BEGIN Material for the task

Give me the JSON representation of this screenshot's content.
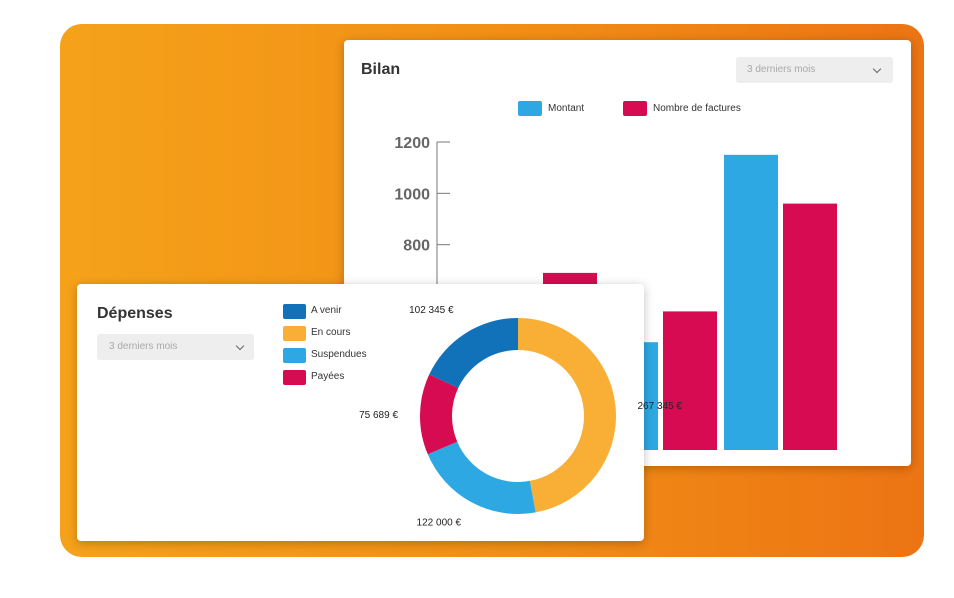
{
  "colors": {
    "montant": "#2ea8e2",
    "factures": "#d60b52",
    "a_venir": "#1171b9",
    "en_cours": "#f9af36",
    "suspendues": "#2ea8e2",
    "payees": "#d60b52"
  },
  "bilan": {
    "title": "Bilan",
    "period_select": "3 derniers mois"
  },
  "depenses": {
    "title": "Dépenses",
    "period_select": "3 derniers mois"
  },
  "chart_data": [
    {
      "type": "bar",
      "title": "Bilan",
      "xlabel": "",
      "ylabel": "",
      "ylim": [
        0,
        1200
      ],
      "yticks": [
        "800",
        "1000",
        "1200"
      ],
      "legend_position": "top",
      "categories": [
        "",
        "",
        ""
      ],
      "series": [
        {
          "name": "Montant",
          "color": "#2ea8e2",
          "values": [
            0,
            420,
            1150
          ]
        },
        {
          "name": "Nombre de factures",
          "color": "#d60b52",
          "values": [
            690,
            540,
            960
          ]
        }
      ]
    },
    {
      "type": "pie",
      "title": "Dépenses",
      "legend_position": "left",
      "slices": [
        {
          "name": "A venir",
          "value": 102345,
          "label": "102 345 €",
          "color": "#1171b9"
        },
        {
          "name": "En cours",
          "value": 267345,
          "label": "267 345 €",
          "color": "#f9af36"
        },
        {
          "name": "Suspendues",
          "value": 122000,
          "label": "122 000 €",
          "color": "#2ea8e2"
        },
        {
          "name": "Payées",
          "value": 75689,
          "label": "75 689 €",
          "color": "#d60b52"
        }
      ]
    }
  ]
}
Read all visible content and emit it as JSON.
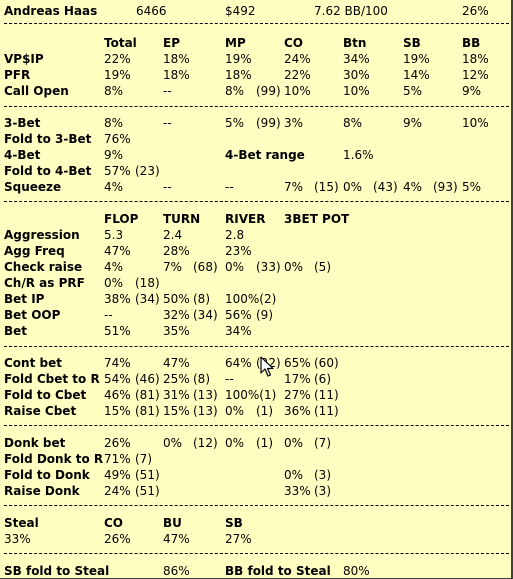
{
  "header": [
    "Andreas Haas",
    "6466",
    "$492",
    "7.62 BB/100",
    "26%"
  ],
  "sections": [
    [
      [
        "",
        "Total",
        "EP",
        "MP",
        "CO",
        "Btn",
        "SB",
        "BB"
      ],
      [
        "VP$IP",
        "22%",
        "18%",
        "19%",
        "24%",
        "34%",
        "19%",
        "18%"
      ],
      [
        "PFR",
        "19%",
        "18%",
        "18%",
        "22%",
        "30%",
        "14%",
        "12%"
      ],
      [
        "Call Open",
        "8%",
        "--",
        "8%",
        "(99)",
        "10%",
        "10%",
        "5%",
        "9%"
      ]
    ],
    [
      [
        "3-Bet",
        "8%",
        "--",
        "5%",
        "(99)",
        "3%",
        "8%",
        "9%",
        "10%"
      ],
      [
        "Fold to 3-Bet",
        "76%"
      ],
      [
        "4-Bet",
        "9%",
        "4-Bet range",
        "1.6%"
      ],
      [
        "Fold to 4-Bet",
        "57%",
        "(23)"
      ],
      [
        "Squeeze",
        "4%",
        "--",
        "--",
        "7%",
        "(15)",
        "0%",
        "(43)",
        "4%",
        "(93)",
        "5%"
      ]
    ],
    [
      [
        "",
        "FLOP",
        "TURN",
        "RIVER",
        "3BET POT"
      ],
      [
        "Aggression",
        "5.3",
        "2.4",
        "2.8"
      ],
      [
        "Agg Freq",
        "47%",
        "28%",
        "23%"
      ],
      [
        "Check raise",
        "4%",
        "7%",
        "(68)",
        "0%",
        "(33)",
        "0%",
        "(5)"
      ],
      [
        "Ch/R as PRF",
        "0%",
        "(18)"
      ],
      [
        "Bet IP",
        "38%",
        "(34)",
        "50%",
        "(8)",
        "100%(2)"
      ],
      [
        "Bet OOP",
        "--",
        "32%",
        "(34)",
        "56%",
        "(9)"
      ],
      [
        "Bet",
        "51%",
        "35%",
        "34%"
      ]
    ],
    [
      [
        "Cont bet",
        "74%",
        "47%",
        "64%",
        "(22)",
        "65%",
        "(60)"
      ],
      [
        "Fold Cbet to R",
        "54%",
        "(46)",
        "25%",
        "(8)",
        "--",
        "17%",
        "(6)"
      ],
      [
        "Fold to Cbet",
        "46%",
        "(81)",
        "31%",
        "(13)",
        "100%(1)",
        "27%",
        "(11)"
      ],
      [
        "Raise Cbet",
        "15%",
        "(81)",
        "15%",
        "(13)",
        "0%",
        "(1)",
        "36%",
        "(11)"
      ]
    ],
    [
      [
        "Donk bet",
        "26%",
        "0%",
        "(12)",
        "0%",
        "(1)",
        "0%",
        "(7)"
      ],
      [
        "Fold Donk to R",
        "71%",
        "(7)"
      ],
      [
        "Fold to Donk",
        "49%",
        "(51)",
        "0%",
        "(3)"
      ],
      [
        "Raise Donk",
        "24%",
        "(51)",
        "33%",
        "(3)"
      ]
    ],
    [
      [
        "Steal",
        "CO",
        "BU",
        "SB"
      ],
      [
        "33%",
        "26%",
        "47%",
        "27%"
      ]
    ],
    [
      [
        "SB fold to Steal",
        "86%",
        "BB fold to Steal",
        "80%"
      ]
    ]
  ]
}
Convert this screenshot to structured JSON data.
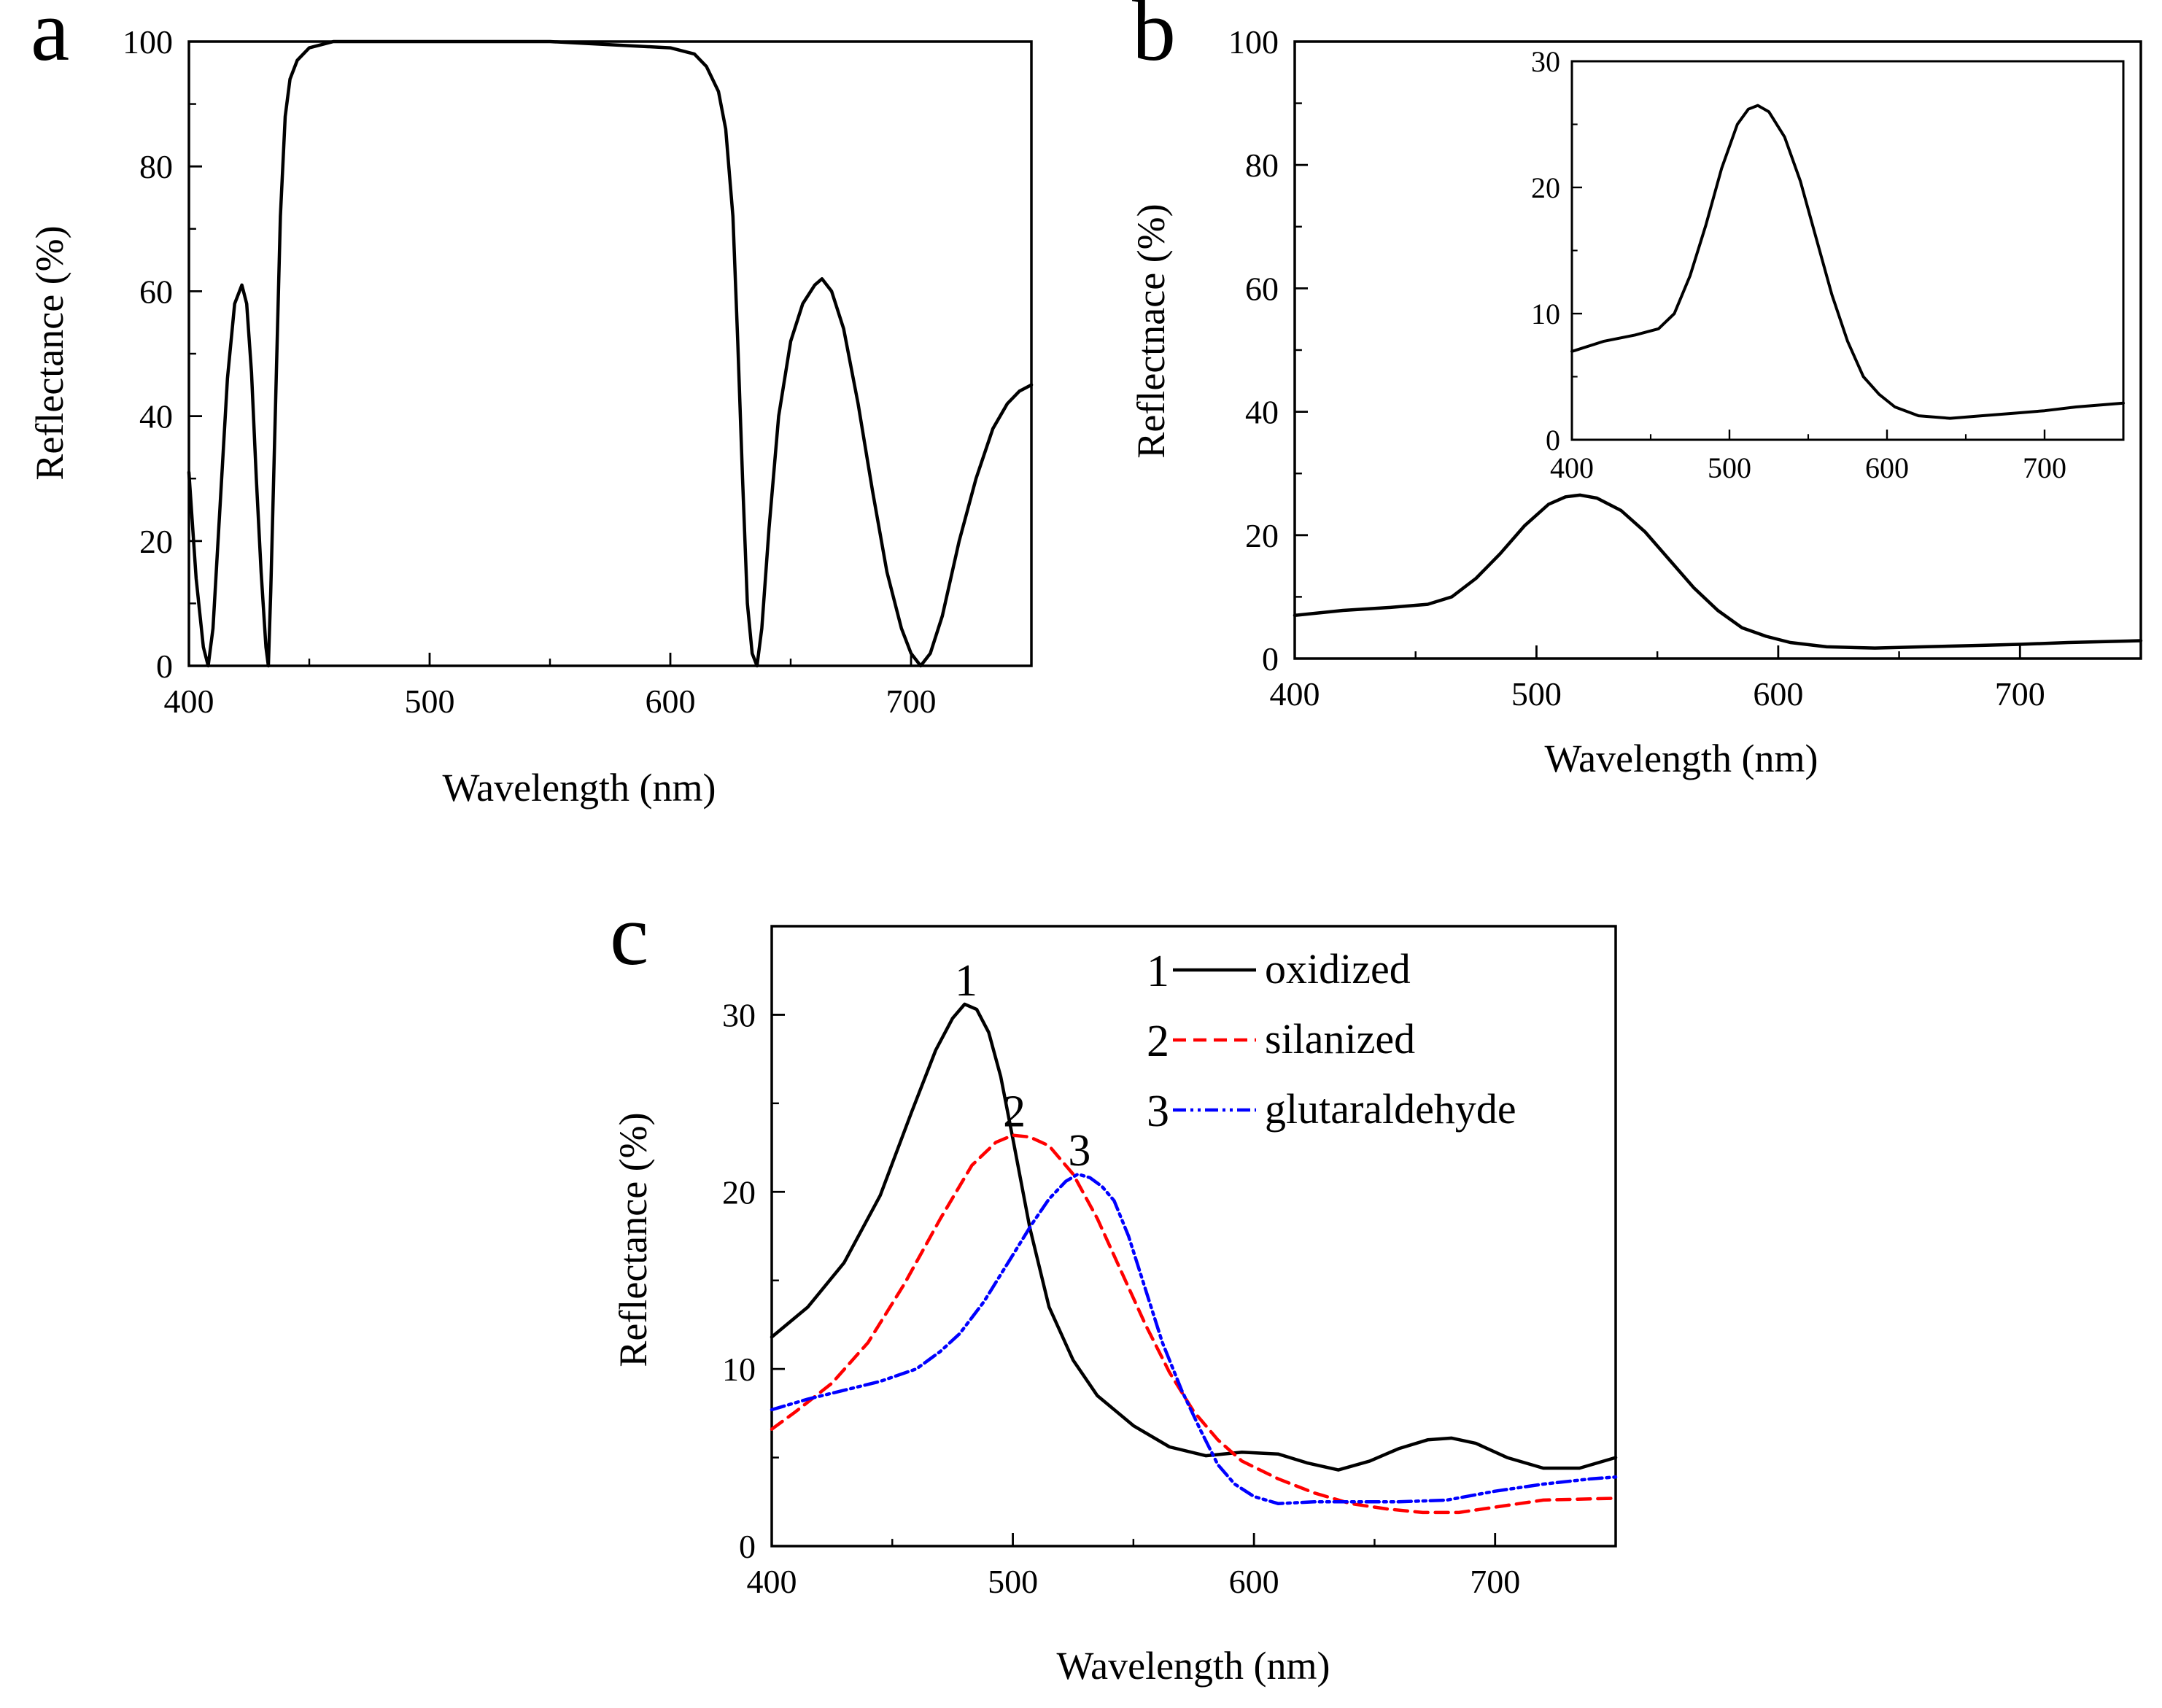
{
  "chart_data": [
    {
      "panel": "a",
      "type": "line",
      "xlabel": "Wavelength (nm)",
      "ylabel": "Reflectance (%)",
      "xlim": [
        400,
        750
      ],
      "ylim": [
        0,
        100
      ],
      "xticks": [
        400,
        500,
        600,
        700
      ],
      "yticks": [
        0,
        20,
        40,
        60,
        80,
        100
      ],
      "series": [
        {
          "color": "#000000",
          "dash": "solid",
          "x": [
            400,
            403,
            406,
            408,
            410,
            413,
            416,
            419,
            422,
            424,
            426,
            428,
            430,
            432,
            433,
            434,
            436,
            438,
            440,
            442,
            445,
            450,
            460,
            480,
            500,
            550,
            600,
            610,
            615,
            620,
            623,
            626,
            628,
            630,
            632,
            634,
            636,
            638,
            641,
            645,
            650,
            655,
            660,
            663,
            667,
            672,
            678,
            684,
            690,
            696,
            700,
            704,
            708,
            713,
            720,
            727,
            734,
            740,
            745,
            750
          ],
          "y": [
            31,
            14,
            3,
            0,
            6,
            26,
            46,
            58,
            61,
            58,
            47,
            30,
            15,
            3,
            0,
            12,
            42,
            72,
            88,
            94,
            97,
            99,
            100,
            100,
            100,
            100,
            99,
            98,
            96,
            92,
            86,
            72,
            52,
            30,
            10,
            2,
            0,
            6,
            22,
            40,
            52,
            58,
            61,
            62,
            60,
            54,
            42,
            28,
            15,
            6,
            2,
            0,
            2,
            8,
            20,
            30,
            38,
            42,
            44,
            45
          ]
        }
      ]
    },
    {
      "panel": "b",
      "type": "line",
      "xlabel": "Wavelength (nm)",
      "ylabel": "Reflectnace (%)",
      "xlim": [
        400,
        750
      ],
      "ylim": [
        0,
        100
      ],
      "xticks": [
        400,
        500,
        600,
        700
      ],
      "yticks": [
        0,
        20,
        40,
        60,
        80,
        100
      ],
      "series": [
        {
          "color": "#000000",
          "dash": "solid",
          "x": [
            400,
            420,
            440,
            455,
            465,
            475,
            485,
            495,
            505,
            512,
            518,
            525,
            535,
            545,
            555,
            565,
            575,
            585,
            595,
            605,
            620,
            640,
            660,
            680,
            700,
            720,
            750
          ],
          "y": [
            7,
            7.8,
            8.3,
            8.8,
            10,
            13,
            17,
            21.5,
            25,
            26.2,
            26.5,
            26,
            24,
            20.5,
            16,
            11.5,
            7.8,
            5,
            3.6,
            2.6,
            1.9,
            1.7,
            1.9,
            2.1,
            2.3,
            2.6,
            2.9
          ]
        }
      ],
      "inset": {
        "xlim": [
          400,
          750
        ],
        "ylim": [
          0,
          30
        ],
        "xticks": [
          400,
          500,
          600,
          700
        ],
        "yticks": [
          0,
          10,
          20,
          30
        ],
        "series": [
          {
            "color": "#000000",
            "dash": "solid",
            "x": [
              400,
              420,
              440,
              455,
              465,
              475,
              485,
              495,
              505,
              512,
              518,
              525,
              535,
              545,
              555,
              565,
              575,
              585,
              595,
              605,
              620,
              640,
              660,
              680,
              700,
              720,
              750
            ],
            "y": [
              7,
              7.8,
              8.3,
              8.8,
              10,
              13,
              17,
              21.5,
              25,
              26.2,
              26.5,
              26,
              24,
              20.5,
              16,
              11.5,
              7.8,
              5,
              3.6,
              2.6,
              1.9,
              1.7,
              1.9,
              2.1,
              2.3,
              2.6,
              2.9
            ]
          }
        ]
      }
    },
    {
      "panel": "c",
      "type": "line",
      "xlabel": "Wavelength (nm)",
      "ylabel": "Reflectance (%)",
      "xlim": [
        400,
        750
      ],
      "ylim": [
        0,
        35
      ],
      "xticks": [
        400,
        500,
        600,
        700
      ],
      "yticks": [
        0,
        10,
        20,
        30
      ],
      "legend_position": "top-right",
      "series": [
        {
          "name": "oxidized",
          "label": "1",
          "color": "#000000",
          "dash": "solid",
          "x": [
            400,
            415,
            430,
            445,
            458,
            468,
            475,
            480,
            485,
            490,
            495,
            500,
            507,
            515,
            525,
            535,
            550,
            565,
            580,
            595,
            610,
            622,
            635,
            648,
            660,
            672,
            682,
            692,
            705,
            720,
            735,
            750
          ],
          "y": [
            11.8,
            13.5,
            16,
            19.8,
            24.5,
            28,
            29.8,
            30.6,
            30.3,
            29,
            26.5,
            23,
            18,
            13.5,
            10.5,
            8.5,
            6.8,
            5.6,
            5.1,
            5.3,
            5.2,
            4.7,
            4.3,
            4.8,
            5.5,
            6.0,
            6.1,
            5.8,
            5.0,
            4.4,
            4.4,
            5.0
          ]
        },
        {
          "name": "silanized",
          "label": "2",
          "color": "#ff0000",
          "dash": "dashed",
          "x": [
            400,
            410,
            425,
            440,
            455,
            470,
            483,
            493,
            500,
            507,
            515,
            525,
            535,
            545,
            555,
            565,
            575,
            585,
            595,
            610,
            625,
            640,
            655,
            670,
            685,
            700,
            720,
            750
          ],
          "y": [
            6.6,
            7.6,
            9.2,
            11.5,
            14.8,
            18.5,
            21.5,
            22.8,
            23.2,
            23.1,
            22.6,
            21,
            18.5,
            15.5,
            12.5,
            9.8,
            7.6,
            6,
            4.8,
            3.8,
            3.0,
            2.4,
            2.1,
            1.9,
            1.9,
            2.2,
            2.6,
            2.7
          ]
        },
        {
          "name": "glutaraldehyde",
          "label": "3",
          "color": "#0000ff",
          "dash": "dash-dot-dot",
          "x": [
            400,
            415,
            430,
            445,
            460,
            470,
            478,
            488,
            498,
            508,
            515,
            522,
            527,
            532,
            537,
            542,
            548,
            555,
            562,
            570,
            578,
            585,
            592,
            600,
            610,
            625,
            640,
            660,
            680,
            700,
            720,
            740,
            750
          ],
          "y": [
            7.7,
            8.3,
            8.8,
            9.3,
            10.0,
            11.0,
            12.0,
            13.8,
            16.0,
            18.2,
            19.6,
            20.6,
            21.0,
            20.8,
            20.3,
            19.5,
            17.5,
            14.5,
            11.5,
            8.8,
            6.5,
            4.6,
            3.5,
            2.8,
            2.4,
            2.5,
            2.5,
            2.5,
            2.6,
            3.1,
            3.5,
            3.8,
            3.9
          ]
        }
      ]
    }
  ]
}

END Material for the task

Exercise objective:
Pick each line holding the word "Cbet" out of the listing.

Task response:
        "Fold Cbet to R",
        "Fold to Cbet",
        "Raise Cbet",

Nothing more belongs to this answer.